>>>>

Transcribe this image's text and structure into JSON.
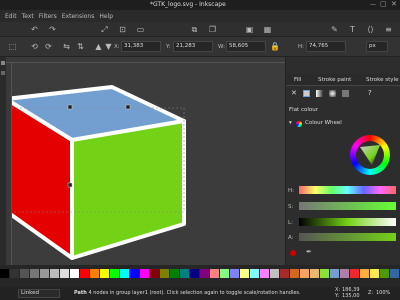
{
  "window": {
    "title": "*GTK_logo.svg - Inkscape"
  },
  "menu": [
    "Edit",
    "Text",
    "Filters",
    "Extensions",
    "Help"
  ],
  "controls": {
    "x_label": "X:",
    "x_value": "31,383",
    "y_label": "Y:",
    "y_value": "21,283",
    "w_label": "W:",
    "w_value": "58,605",
    "h_label": "H:",
    "h_value": "74,765",
    "unit": "px"
  },
  "panel": {
    "tabs": [
      "Fill",
      "Stroke paint",
      "Stroke style"
    ],
    "flat_colour_label": "Flat colour",
    "wheel_label": "Colour Wheel",
    "channel_labels": [
      "H:",
      "S:",
      "L:",
      "A:"
    ]
  },
  "cube_colors": {
    "top": "#729fcf",
    "left": "#e50000",
    "front": "#73d216",
    "outline": "#ffffff"
  },
  "palette": [
    "#000000",
    "#333333",
    "#555555",
    "#777777",
    "#999999",
    "#bbbbbb",
    "#dddddd",
    "#ffffff",
    "#ff0000",
    "#ff7f00",
    "#ffff00",
    "#00ff00",
    "#00ffff",
    "#0000ff",
    "#ff00ff",
    "#800000",
    "#808000",
    "#008000",
    "#008080",
    "#000080",
    "#800080",
    "#ff8080",
    "#80ff80",
    "#8080ff",
    "#ffff80",
    "#80ffff",
    "#ff80ff",
    "#c0c0c0",
    "#a52a2a",
    "#d2691e",
    "#f4a460",
    "#e9b96e",
    "#8ae234",
    "#729fcf",
    "#ad7fa8",
    "#ef2929",
    "#fcaf3e",
    "#fce94f",
    "#4e9a06",
    "#3465a4"
  ],
  "status": {
    "layer": "Linked",
    "message_bold": "Path",
    "message": " 4 nodes in group layer1 (root). Click selection again to toggle scale/rotation handles.",
    "x_label": "X:",
    "x_value": "186,39",
    "y_label": "Y:",
    "y_value": "135,00",
    "z_label": "Z:",
    "zoom": "100%"
  }
}
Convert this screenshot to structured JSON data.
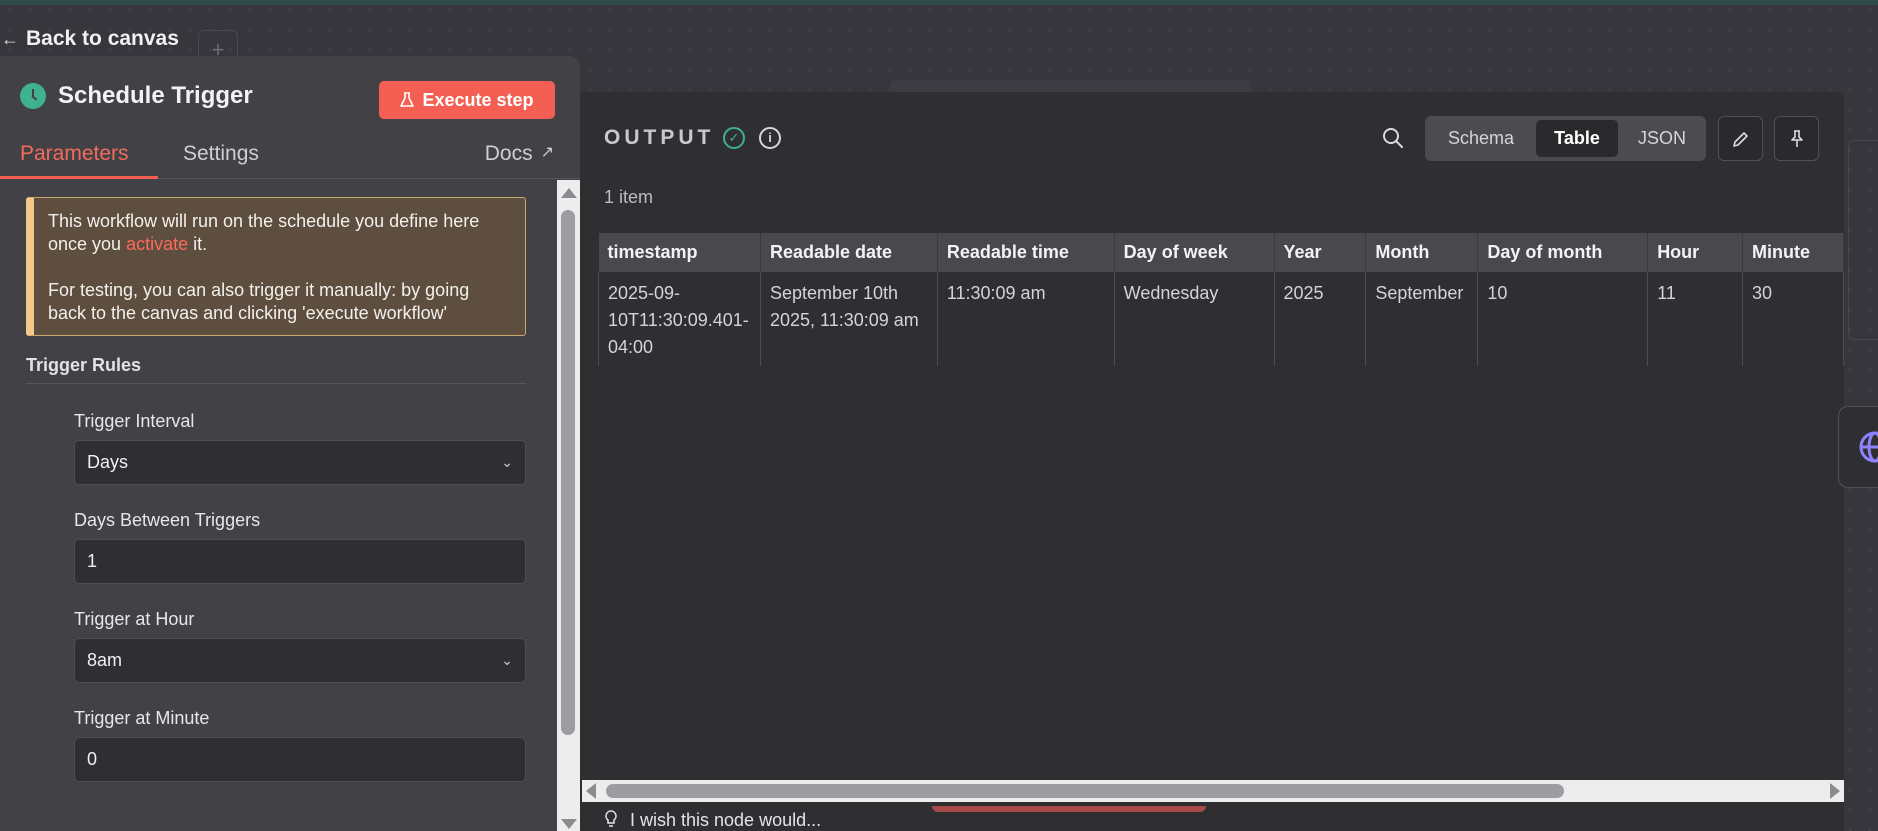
{
  "navigation": {
    "back_label": "Back to canvas"
  },
  "node": {
    "title": "Schedule Trigger",
    "execute_label": "Execute step",
    "tabs": {
      "parameters": "Parameters",
      "settings": "Settings",
      "docs": "Docs"
    }
  },
  "notice": {
    "line1_before": "This workflow will run on the schedule you define here once you ",
    "activate_link": "activate",
    "line1_after": " it.",
    "line2": "For testing, you can also trigger it manually: by going back to the canvas and clicking 'execute workflow'"
  },
  "trigger_rules": {
    "section_title": "Trigger Rules",
    "interval_label": "Trigger Interval",
    "interval_value": "Days",
    "days_between_label": "Days Between Triggers",
    "days_between_value": "1",
    "hour_label": "Trigger at Hour",
    "hour_value": "8am",
    "minute_label": "Trigger at Minute",
    "minute_value": "0"
  },
  "output": {
    "title": "OUTPUT",
    "views": {
      "schema": "Schema",
      "table": "Table",
      "json": "JSON"
    },
    "active_view": "Table",
    "item_count": "1 item",
    "columns": [
      "timestamp",
      "Readable date",
      "Readable time",
      "Day of week",
      "Year",
      "Month",
      "Day of month",
      "Hour",
      "Minute"
    ],
    "rows": [
      [
        "2025-09-10T11:30:09.401-04:00",
        "September 10th 2025, 11:30:09 am",
        "11:30:09 am",
        "Wednesday",
        "2025",
        "September",
        "10",
        "11",
        "30"
      ]
    ]
  },
  "feedback": {
    "placeholder": "I wish this node would..."
  },
  "colors": {
    "accent": "#f35f53",
    "success": "#3fb18f",
    "notice_bg": "#5d4e3f"
  }
}
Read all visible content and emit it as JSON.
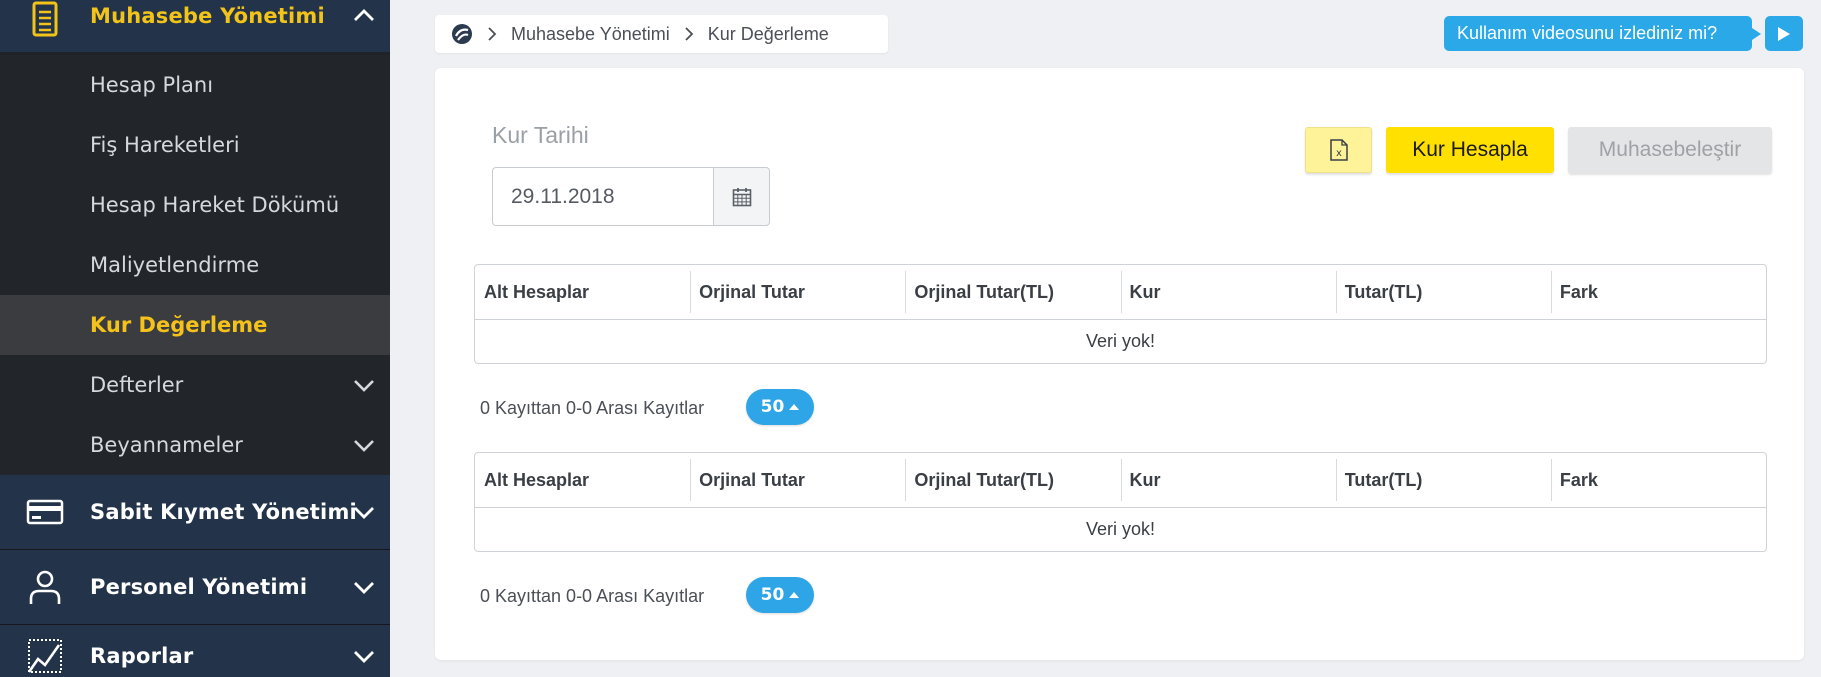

<<<<

**TASK BRIEF:** Show every line above in which the word "JSON" occurs.

**WRITTEN RESPONSE:**
Transcribe this image's text and structure into JSON.
Convert this screenshot to structured JSON data.
      "json": "JSON"
Read all visible content and emit it as JSON.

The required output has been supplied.